§ AIM OF THE TASK: Please transcribe the data that follows without the pictures, keeping every word the same.

BEGIN MATERIAL SHOWN

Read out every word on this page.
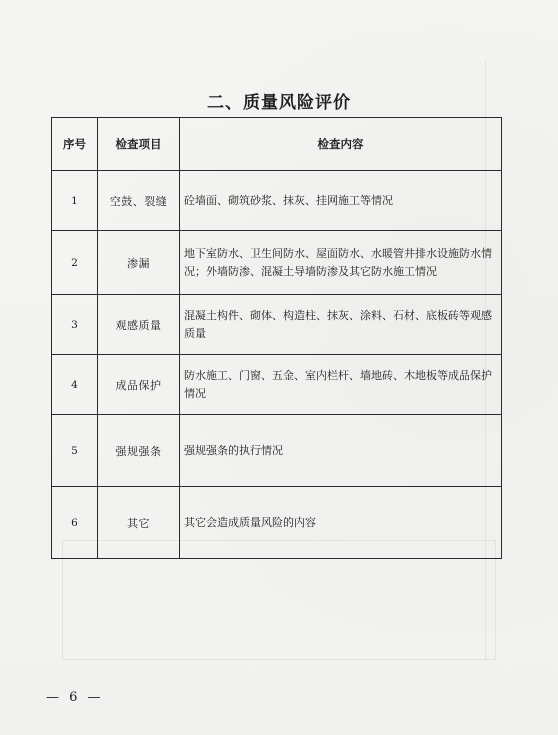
二、质量风险评价
序号	检查项目	检查内容
1	空鼓、裂缝	砼墙面、砌筑砂浆、抹灰、挂网施工等情况
2	渗漏	地下室防水、卫生间防水、屋面防水、水暖管井排水设施防水情况；外墙防渗、混凝土导墙防渗及其它防水施工情况
3	观感质量	混凝土构件、砌体、构造柱、抹灰、涂料、石材、底板砖等观感质量
4	成品保护	防水施工、门窗、五金、室内栏杆、墙地砖、木地板等成品保护情况
5	强规强条	强规强条的执行情况
6	其它	其它会造成质量风险的内容
— 6 —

END MATERIAL SHOWN

§ REPLY:
Read out every word on this page.
二、质量风险评价
序号	检查项目	检查内容
1	空鼓、裂缝	砼墙面、砌筑砂浆、抹灰、挂网施工等情况
2	渗漏	地下室防水、卫生间防水、屋面防水、水暖管井排水设施防水情况；外墙防渗、混凝土导墙防渗及其它防水施工情况
3	观感质量	混凝土构件、砌体、构造柱、抹灰、涂料、石材、底板砖等观感质量
4	成品保护	防水施工、门窗、五金、室内栏杆、墙地砖、木地板等成品保护情况
5	强规强条	强规强条的执行情况
6	其它	其它会造成质量风险的内容
— 6 —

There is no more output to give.